Records for this task:
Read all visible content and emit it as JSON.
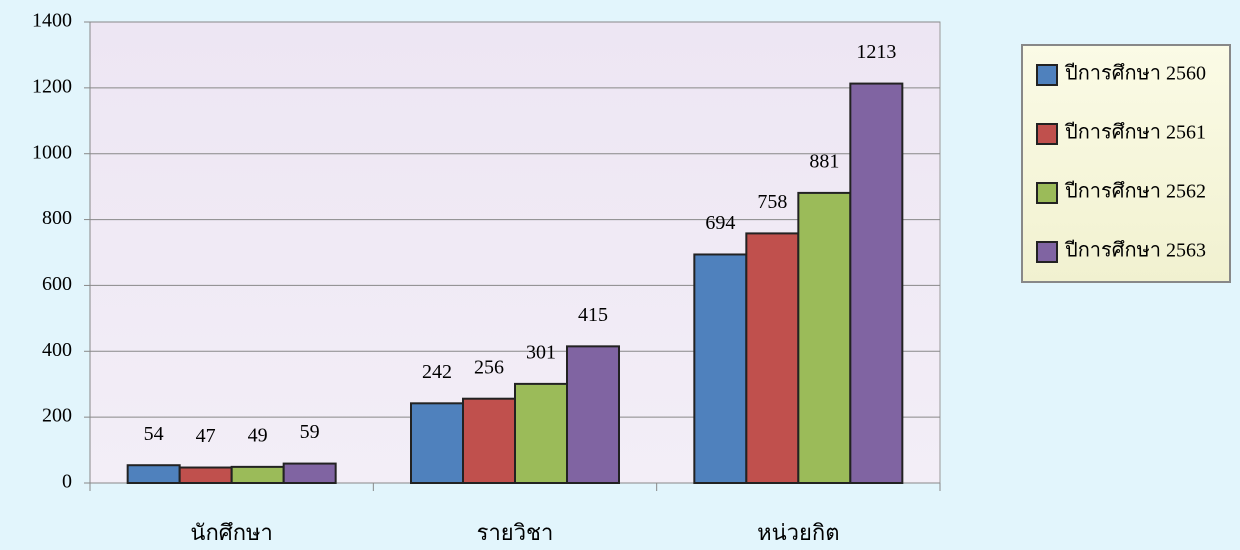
{
  "chart_data": {
    "type": "bar",
    "categories": [
      "นักศึกษา",
      "รายวิชา",
      "หน่วยกิต"
    ],
    "series": [
      {
        "name": "ปีการศึกษา 2560",
        "color": "#4f81bd",
        "values": [
          54,
          242,
          694
        ]
      },
      {
        "name": "ปีการศึกษา 2561",
        "color": "#c0504d",
        "values": [
          47,
          256,
          758
        ]
      },
      {
        "name": "ปีการศึกษา 2562",
        "color": "#9bbb59",
        "values": [
          49,
          301,
          881
        ]
      },
      {
        "name": "ปีการศึกษา 2563",
        "color": "#8064a2",
        "values": [
          59,
          415,
          1213
        ]
      }
    ],
    "ylim": [
      0,
      1400
    ],
    "yticks": [
      0,
      200,
      400,
      600,
      800,
      1000,
      1200,
      1400
    ],
    "grid": true,
    "legend": "right"
  }
}
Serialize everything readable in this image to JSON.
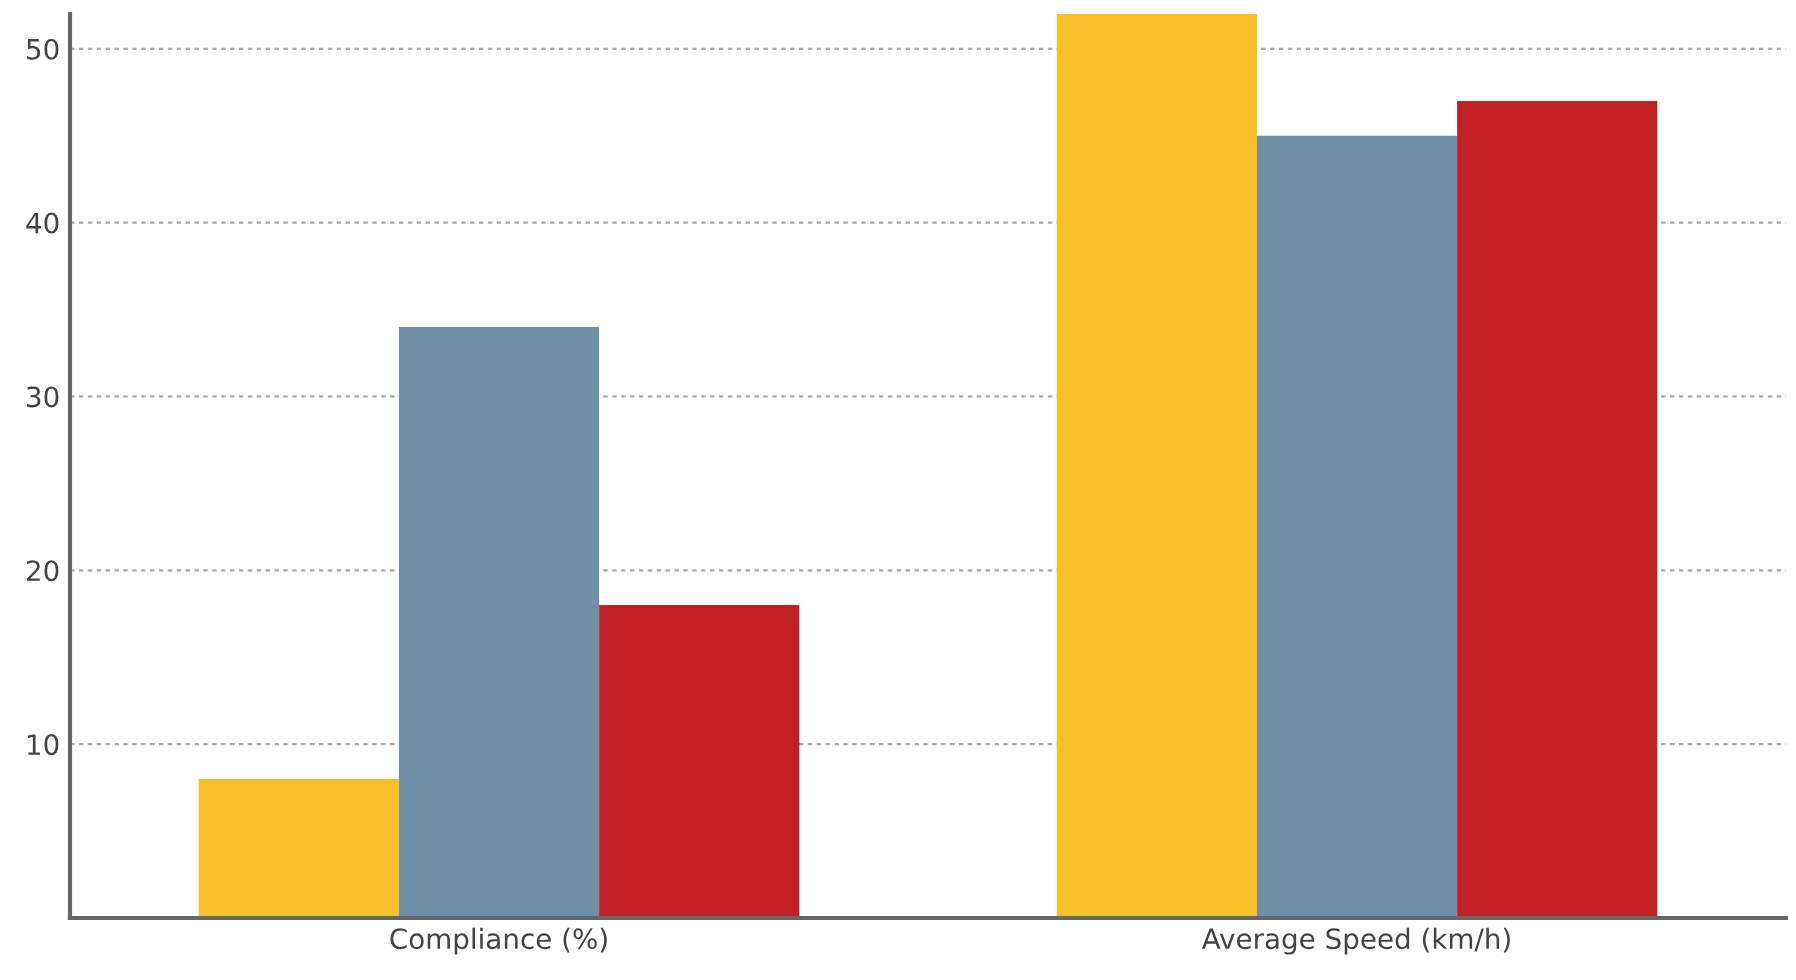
{
  "chart_data": {
    "type": "bar",
    "categories": [
      "Compliance (%)",
      "Average Speed (km/h)"
    ],
    "series": [
      {
        "color": "#f6c026",
        "values": [
          8,
          52
        ]
      },
      {
        "color": "#6f8fa6",
        "values": [
          34,
          45
        ]
      },
      {
        "color": "#c42127",
        "values": [
          18,
          47
        ]
      }
    ],
    "ylim": [
      0,
      52
    ],
    "yticks": [
      10,
      20,
      30,
      40,
      50
    ],
    "grid": "y",
    "legend": false
  }
}
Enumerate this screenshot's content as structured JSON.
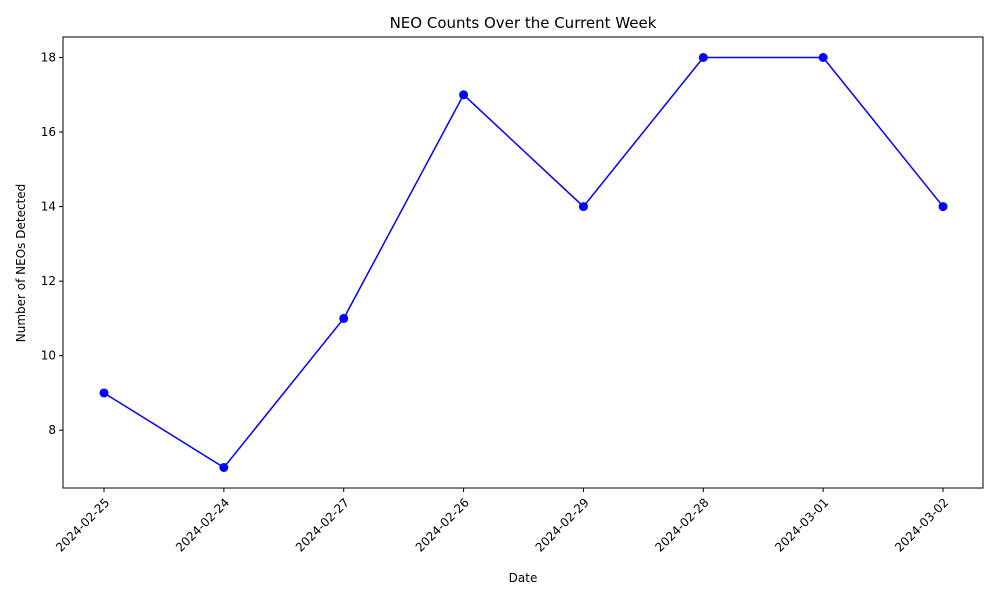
{
  "chart_data": {
    "type": "line",
    "title": "NEO Counts Over the Current Week",
    "xlabel": "Date",
    "ylabel": "Number of NEOs Detected",
    "categories": [
      "2024-02-25",
      "2024-02-24",
      "2024-02-27",
      "2024-02-26",
      "2024-02-29",
      "2024-02-28",
      "2024-03-01",
      "2024-03-02"
    ],
    "series": [
      {
        "values": [
          9,
          7,
          11,
          17,
          14,
          18,
          18,
          14
        ],
        "color": "#0000ff",
        "marker": "circle"
      }
    ],
    "yticks": [
      8,
      10,
      12,
      14,
      16,
      18
    ],
    "ylim": [
      6.45,
      18.55
    ],
    "grid": false,
    "legend": "none",
    "x_tick_rotation_deg": 45
  }
}
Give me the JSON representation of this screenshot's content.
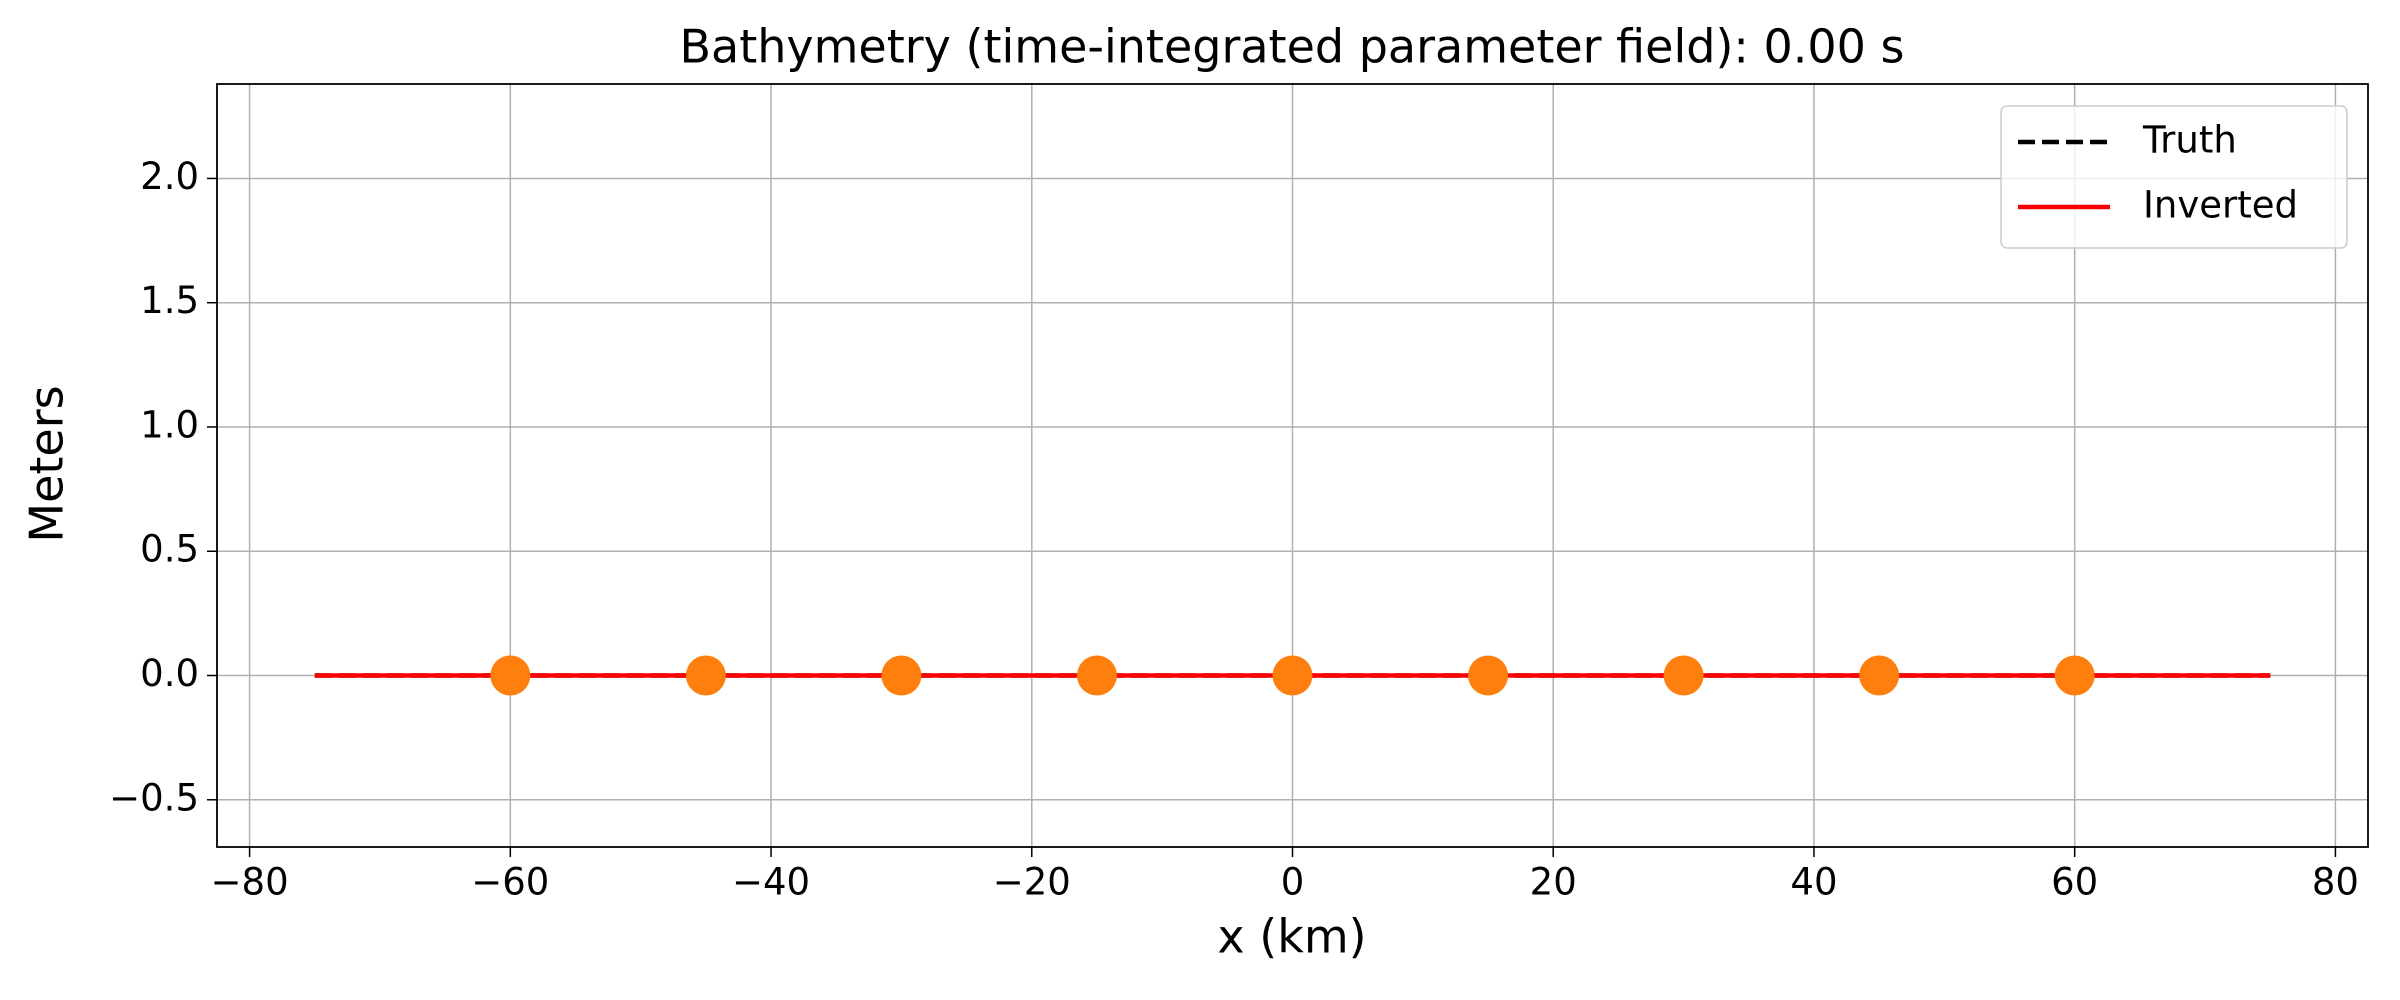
{
  "chart_data": {
    "type": "line",
    "title": "Bathymetry (time-integrated parameter field):  0.00 s",
    "xlabel": "x (km)",
    "ylabel": "Meters",
    "xlim": [
      -82.5,
      82.5
    ],
    "ylim": [
      -0.69,
      2.38
    ],
    "xticks": [
      {
        "value": -80,
        "label": "−80"
      },
      {
        "value": -60,
        "label": "−60"
      },
      {
        "value": -40,
        "label": "−40"
      },
      {
        "value": -20,
        "label": "−20"
      },
      0,
      20,
      40,
      60,
      80
    ],
    "yticks": [
      {
        "value": -0.5,
        "label": "−0.5"
      },
      {
        "value": 0,
        "label": "0.0"
      },
      {
        "value": 0.5,
        "label": "0.5"
      },
      {
        "value": 1,
        "label": "1.0"
      },
      {
        "value": 1.5,
        "label": "1.5"
      },
      {
        "value": 2,
        "label": "2.0"
      }
    ],
    "grid": true,
    "legend": "upper right",
    "series": [
      {
        "name": "Truth",
        "color": "#000000",
        "dash": true,
        "x": [
          -75,
          75
        ],
        "values": [
          0,
          0
        ]
      },
      {
        "name": "Inverted",
        "color": "#ff0000",
        "dash": false,
        "x": [
          -75,
          75
        ],
        "values": [
          0,
          0
        ]
      }
    ],
    "markers": {
      "color": "#ff7f0e",
      "x": [
        -60,
        -45,
        -30,
        -15,
        0,
        15,
        30,
        45,
        60
      ],
      "values": [
        0,
        0,
        0,
        0,
        0,
        0,
        0,
        0,
        0
      ]
    }
  }
}
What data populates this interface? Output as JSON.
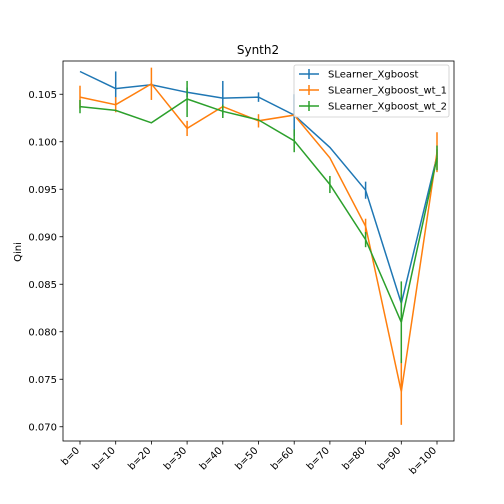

What is being asked: Strip the images and reproduce the remaining records precisely.

Problem solution:
Read all visible content and emit it as JSON.
{
  "chart_data": {
    "type": "bar",
    "categories": [
      "นักศึกษา",
      "รายวิชา",
      "หน่วยกิต"
    ],
    "series": [
      {
        "name": "ปีการศึกษา 2560",
        "color": "#4f81bd",
        "values": [
          54,
          242,
          694
        ]
      },
      {
        "name": "ปีการศึกษา 2561",
        "color": "#c0504d",
        "values": [
          47,
          256,
          758
        ]
      },
      {
        "name": "ปีการศึกษา 2562",
        "color": "#9bbb59",
        "values": [
          49,
          301,
          881
        ]
      },
      {
        "name": "ปีการศึกษา 2563",
        "color": "#8064a2",
        "values": [
          59,
          415,
          1213
        ]
      }
    ],
    "ylim": [
      0,
      1400
    ],
    "yticks": [
      0,
      200,
      400,
      600,
      800,
      1000,
      1200,
      1400
    ],
    "grid": true,
    "legend": "right"
  }
}
Serialize everything readable in this image to JSON.
{
  "chart_data": {
    "type": "bar",
    "categories": [
      "Compliance (%)",
      "Average Speed (km/h)"
    ],
    "series": [
      {
        "color": "#f6c026",
        "values": [
          8,
          52
        ]
      },
      {
        "color": "#6f8fa6",
        "values": [
          34,
          45
        ]
      },
      {
        "color": "#c42127",
        "values": [
          18,
          47
        ]
      }
    ],
    "ylim": [
      0,
      52
    ],
    "yticks": [
      10,
      20,
      30,
      40,
      50
    ],
    "grid": "y",
    "legend": false
  }
}
Enumerate this screenshot's content as structured JSON.
{
  "chart_data": {
    "type": "line",
    "title": "NEO Counts Over the Current Week",
    "xlabel": "Date",
    "ylabel": "Number of NEOs Detected",
    "categories": [
      "2024-02-25",
      "2024-02-24",
      "2024-02-27",
      "2024-02-26",
      "2024-02-29",
      "2024-02-28",
      "2024-03-01",
      "2024-03-02"
    ],
    "series": [
      {
        "values": [
          9,
          7,
          11,
          17,
          14,
          18,
          18,
          14
        ],
        "color": "#0000ff",
        "marker": "circle"
      }
    ],
    "yticks": [
      8,
      10,
      12,
      14,
      16,
      18
    ],
    "ylim": [
      6.45,
      18.55
    ],
    "grid": false,
    "legend": "none",
    "x_tick_rotation_deg": 45
  }
}
Give me the JSON representation of this screenshot's content.
{
  "chart_data": {
    "type": "line",
    "title": "Bathymetry (time-integrated parameter field):  0.00 s",
    "xlabel": "x (km)",
    "ylabel": "Meters",
    "xlim": [
      -82.5,
      82.5
    ],
    "ylim": [
      -0.69,
      2.38
    ],
    "xticks": [
      {
        "value": -80,
        "label": "−80"
      },
      {
        "value": -60,
        "label": "−60"
      },
      {
        "value": -40,
        "label": "−40"
      },
      {
        "value": -20,
        "label": "−20"
      },
      0,
      20,
      40,
      60,
      80
    ],
    "yticks": [
      {
        "value": -0.5,
        "label": "−0.5"
      },
      {
        "value": 0,
        "label": "0.0"
      },
      {
        "value": 0.5,
        "label": "0.5"
      },
      {
        "value": 1,
        "label": "1.0"
      },
      {
        "value": 1.5,
        "label": "1.5"
      },
      {
        "value": 2,
        "label": "2.0"
      }
    ],
    "grid": true,
    "legend": "upper right",
    "series": [
      {
        "name": "Truth",
        "color": "#000000",
        "dash": true,
        "x": [
          -75,
          75
        ],
        "values": [
          0,
          0
        ]
      },
      {
        "name": "Inverted",
        "color": "#ff0000",
        "dash": false,
        "x": [
          -75,
          75
        ],
        "values": [
          0,
          0
        ]
      }
    ],
    "markers": {
      "color": "#ff7f0e",
      "x": [
        -60,
        -45,
        -30,
        -15,
        0,
        15,
        30,
        45,
        60
      ],
      "values": [
        0,
        0,
        0,
        0,
        0,
        0,
        0,
        0,
        0
      ]
    }
  }
}
What data populates this interface? Output as JSON.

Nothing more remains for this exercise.